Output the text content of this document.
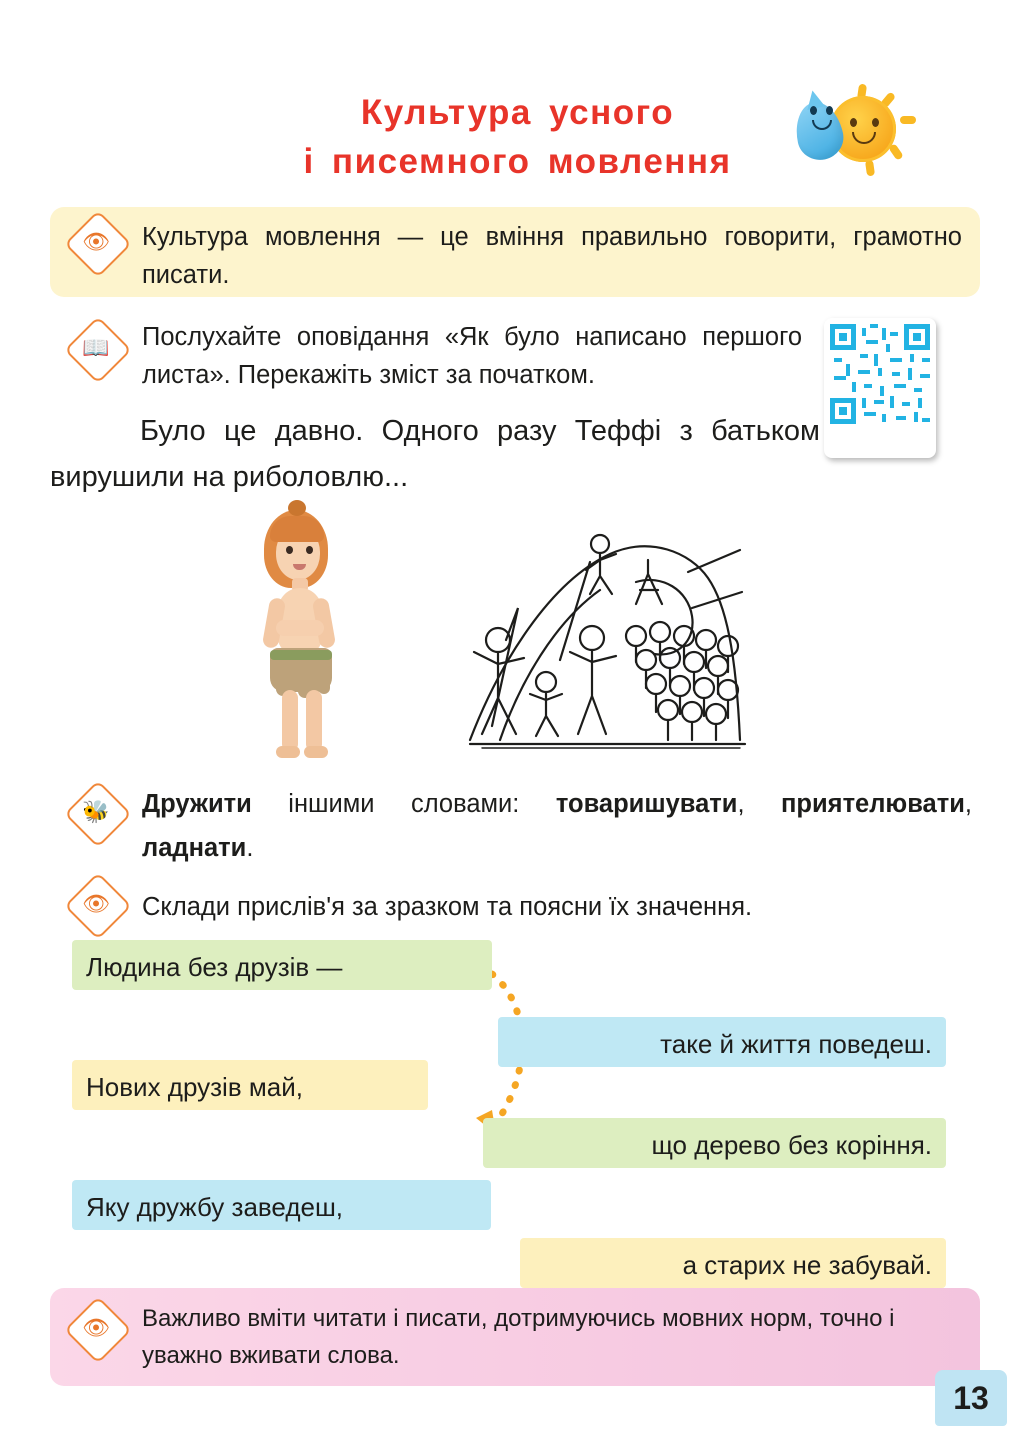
Культура усного
і писемного мовлення
👁	Культура мовлення — це вміння правильно говорити, грамотно писати.
📖	Послухайте оповідання «Як було написано першого листа». Перекажіть зміст за початком.
Було це давно. Одного разу Теффі з батьком вирушили на риболовлю...
🐝	Дружити іншими словами: товаришувати, приятелювати, ладнати.
👁	Склади прислів'я за зразком та поясни їх значення.
Людина без друзів —
таке й життя поведеш.
Нових друзів май,
що дерево без коріння.
Яку дружбу заведеш,
а старих не забувай.
👁	Важливо вміти читати і писати, дотримуючись мовних норм, точно і уважно вживати слова.
13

» **Problem to solve**: Write out every record above exactly as it stands, but leave out the pictures.

» **Task response**:
Output the text content of this document.
Культура усного
і писемного мовлення
👁	Культура мовлення — це вміння правильно говорити, грамотно писати.
📖	Послухайте оповідання «Як було написано першого листа». Перекажіть зміст за початком.
Було це давно. Одного разу Теффі з батьком вирушили на риболовлю...
🐝	Дружити іншими словами: товаришувати, приятелювати, ладнати.
👁	Склади прислів'я за зразком та поясни їх значення.
Людина без друзів —
таке й життя поведеш.
Нових друзів май,
що дерево без коріння.
Яку дружбу заведеш,
а старих не забувай.
👁	Важливо вміти читати і писати, дотримуючись мовних норм, точно і уважно вживати слова.
13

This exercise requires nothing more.